**Exercise instructions**
Quote the records that follow in full and exactly; leave out the pictures.
-*-*-
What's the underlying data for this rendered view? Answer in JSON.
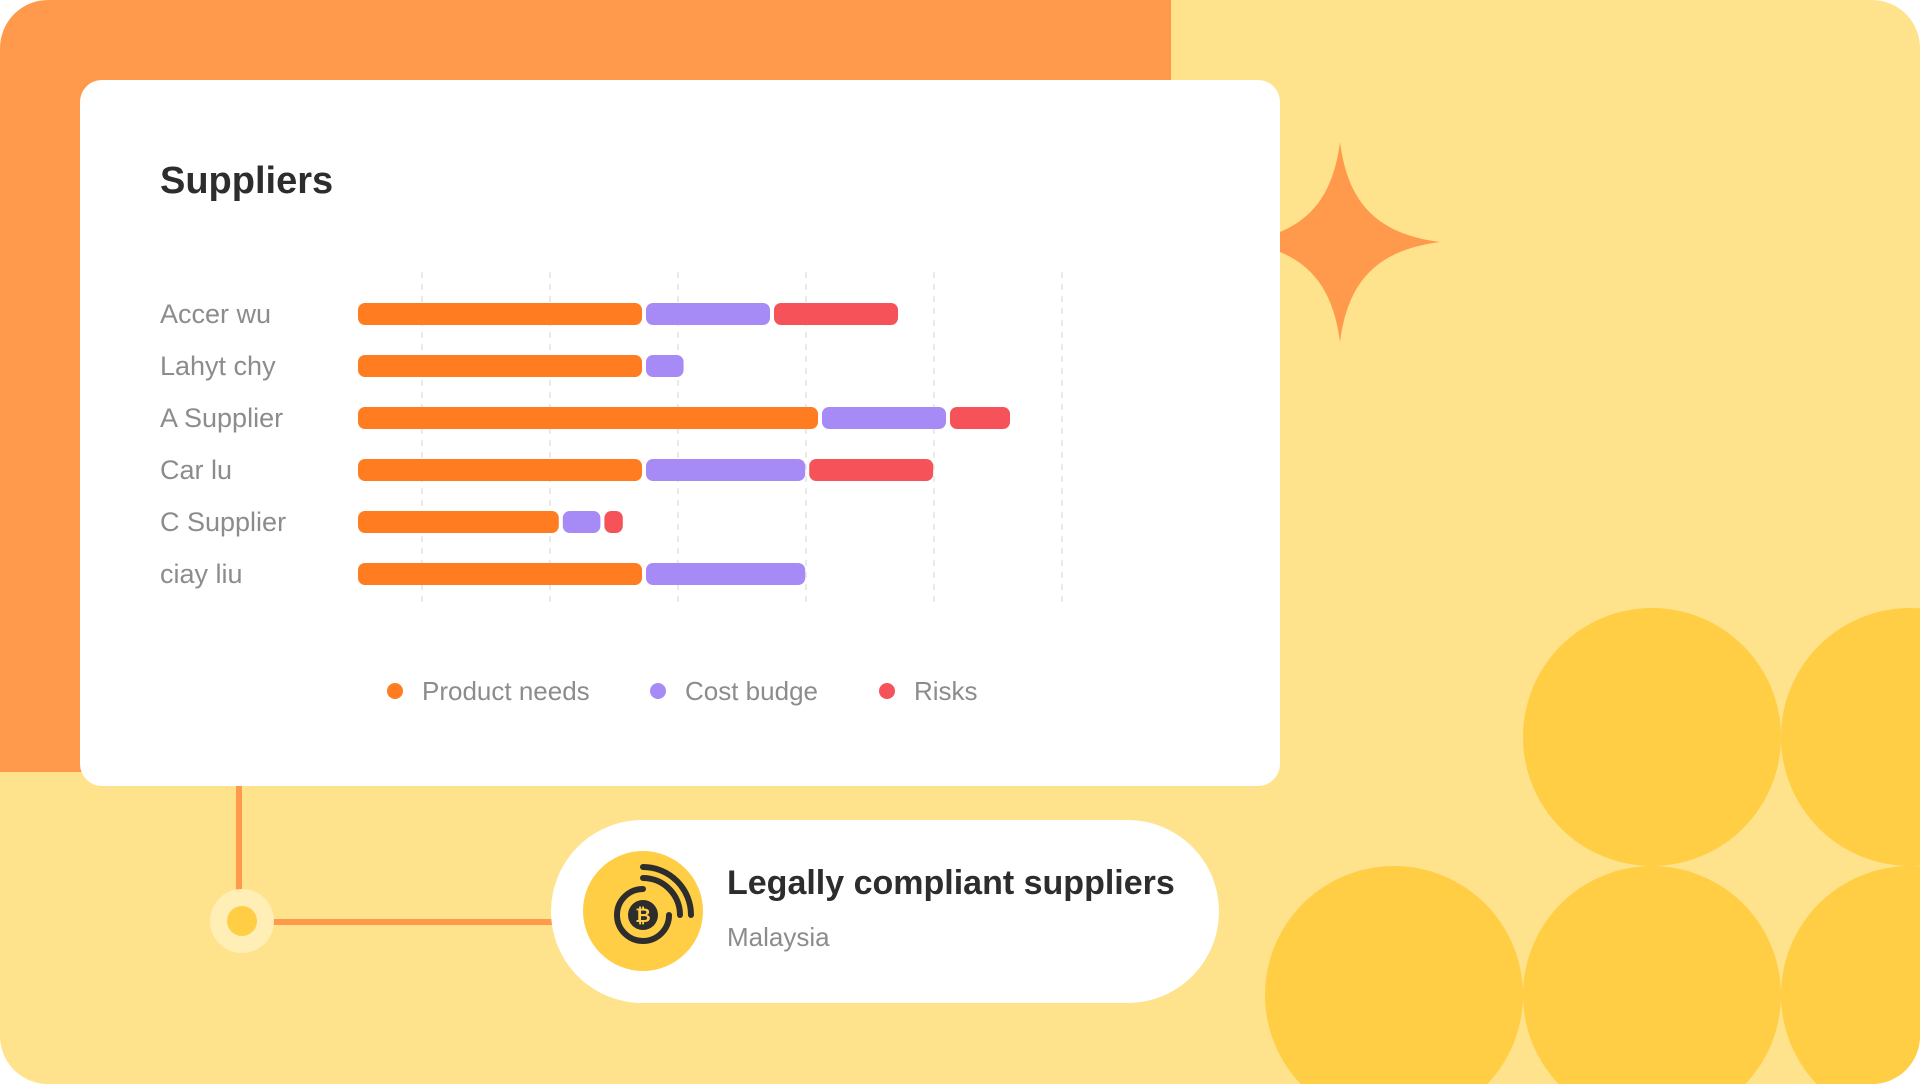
{
  "colors": {
    "product": "#FF7D20",
    "cost": "#A68BF7",
    "risks": "#F5525A",
    "grid": "#e3e3e3",
    "label": "#8c8c8c"
  },
  "chart_data": {
    "type": "bar",
    "orientation": "horizontal",
    "stacked": true,
    "title": "Suppliers",
    "categories": [
      "Accer wu",
      "Lahyt chy",
      "A Supplier",
      "Car lu",
      "C Supplier",
      "ciay liu"
    ],
    "series": [
      {
        "name": "Product needs",
        "color": "#FF7D20",
        "values": [
          4.5,
          4.5,
          7.25,
          4.5,
          3.2,
          4.5
        ]
      },
      {
        "name": "Cost budge",
        "color": "#A68BF7",
        "values": [
          2.0,
          0.65,
          2.0,
          2.55,
          0.65,
          2.55
        ]
      },
      {
        "name": "Risks",
        "color": "#F5525A",
        "values": [
          2.0,
          0,
          1.0,
          2.0,
          0.35,
          0
        ]
      }
    ],
    "xlim": [
      0,
      13.2
    ],
    "grid": true,
    "legend": "bottom"
  },
  "info_card": {
    "title": "Legally compliant suppliers",
    "subtitle": "Malaysia",
    "icon": "wireless-coin-icon"
  },
  "decor": {
    "sparkle_icon": "sparkle-icon"
  }
}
-*-*-
**Task solution**
What's the underlying data for this rendered view? Answer in JSON.
{
  "colors": {
    "product": "#FF7D20",
    "cost": "#A68BF7",
    "risks": "#F5525A",
    "grid": "#e3e3e3",
    "label": "#8c8c8c"
  },
  "chart_data": {
    "type": "bar",
    "orientation": "horizontal",
    "stacked": true,
    "title": "Suppliers",
    "categories": [
      "Accer wu",
      "Lahyt chy",
      "A Supplier",
      "Car lu",
      "C Supplier",
      "ciay liu"
    ],
    "series": [
      {
        "name": "Product needs",
        "color": "#FF7D20",
        "values": [
          4.5,
          4.5,
          7.25,
          4.5,
          3.2,
          4.5
        ]
      },
      {
        "name": "Cost budge",
        "color": "#A68BF7",
        "values": [
          2.0,
          0.65,
          2.0,
          2.55,
          0.65,
          2.55
        ]
      },
      {
        "name": "Risks",
        "color": "#F5525A",
        "values": [
          2.0,
          0,
          1.0,
          2.0,
          0.35,
          0
        ]
      }
    ],
    "xlim": [
      0,
      13.2
    ],
    "grid": true,
    "legend": "bottom"
  },
  "info_card": {
    "title": "Legally compliant suppliers",
    "subtitle": "Malaysia",
    "icon": "wireless-coin-icon"
  },
  "decor": {
    "sparkle_icon": "sparkle-icon"
  }
}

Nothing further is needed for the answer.